_What the task asks_
Check every line below for the word "满阶梧叶月明中" and show those that hold it.

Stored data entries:
'''

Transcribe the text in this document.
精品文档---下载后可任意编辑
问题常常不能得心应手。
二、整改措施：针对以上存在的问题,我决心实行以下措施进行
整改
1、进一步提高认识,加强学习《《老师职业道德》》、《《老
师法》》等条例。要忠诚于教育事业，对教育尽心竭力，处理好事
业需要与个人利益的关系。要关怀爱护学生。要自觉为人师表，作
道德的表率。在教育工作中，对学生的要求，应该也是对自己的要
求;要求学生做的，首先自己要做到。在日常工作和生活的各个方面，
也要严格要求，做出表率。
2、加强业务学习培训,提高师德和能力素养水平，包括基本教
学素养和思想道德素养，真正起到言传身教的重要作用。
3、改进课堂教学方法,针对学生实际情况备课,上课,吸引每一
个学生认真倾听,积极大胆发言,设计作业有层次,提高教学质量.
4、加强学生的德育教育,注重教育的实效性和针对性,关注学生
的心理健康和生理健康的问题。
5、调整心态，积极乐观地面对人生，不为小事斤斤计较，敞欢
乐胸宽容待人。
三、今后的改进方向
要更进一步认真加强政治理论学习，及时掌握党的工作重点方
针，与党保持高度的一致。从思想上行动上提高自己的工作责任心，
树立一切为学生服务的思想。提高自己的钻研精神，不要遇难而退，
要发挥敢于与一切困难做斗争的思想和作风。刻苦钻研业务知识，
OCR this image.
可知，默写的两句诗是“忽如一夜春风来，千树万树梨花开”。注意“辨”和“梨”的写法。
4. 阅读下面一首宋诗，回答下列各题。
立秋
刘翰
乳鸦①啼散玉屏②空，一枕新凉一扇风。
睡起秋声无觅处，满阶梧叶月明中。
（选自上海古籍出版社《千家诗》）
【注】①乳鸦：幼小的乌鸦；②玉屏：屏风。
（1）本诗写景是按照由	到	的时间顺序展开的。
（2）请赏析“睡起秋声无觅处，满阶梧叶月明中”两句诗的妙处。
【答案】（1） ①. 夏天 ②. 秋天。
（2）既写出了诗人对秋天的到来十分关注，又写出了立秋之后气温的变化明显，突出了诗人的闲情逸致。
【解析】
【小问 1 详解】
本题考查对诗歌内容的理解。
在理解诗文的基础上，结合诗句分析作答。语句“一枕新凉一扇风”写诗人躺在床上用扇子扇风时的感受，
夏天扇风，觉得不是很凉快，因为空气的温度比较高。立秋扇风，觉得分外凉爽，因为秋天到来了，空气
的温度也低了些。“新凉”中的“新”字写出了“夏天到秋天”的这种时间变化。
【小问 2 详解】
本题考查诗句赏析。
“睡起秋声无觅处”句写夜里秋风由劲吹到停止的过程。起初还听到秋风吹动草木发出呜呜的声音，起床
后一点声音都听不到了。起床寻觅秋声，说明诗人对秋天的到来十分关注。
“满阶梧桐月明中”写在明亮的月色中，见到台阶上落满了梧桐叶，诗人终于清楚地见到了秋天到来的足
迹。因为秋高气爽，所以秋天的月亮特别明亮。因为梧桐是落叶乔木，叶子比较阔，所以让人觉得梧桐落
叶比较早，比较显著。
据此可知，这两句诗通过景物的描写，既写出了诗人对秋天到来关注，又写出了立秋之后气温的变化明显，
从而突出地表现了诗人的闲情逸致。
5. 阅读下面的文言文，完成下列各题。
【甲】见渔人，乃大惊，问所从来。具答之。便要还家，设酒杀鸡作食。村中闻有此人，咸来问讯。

'''

_Answer to the problem_
睡起秋声无觅处，满阶梧叶月明中。
（2）请赏析“睡起秋声无觅处，满阶梧叶月明中”两句诗的妙处。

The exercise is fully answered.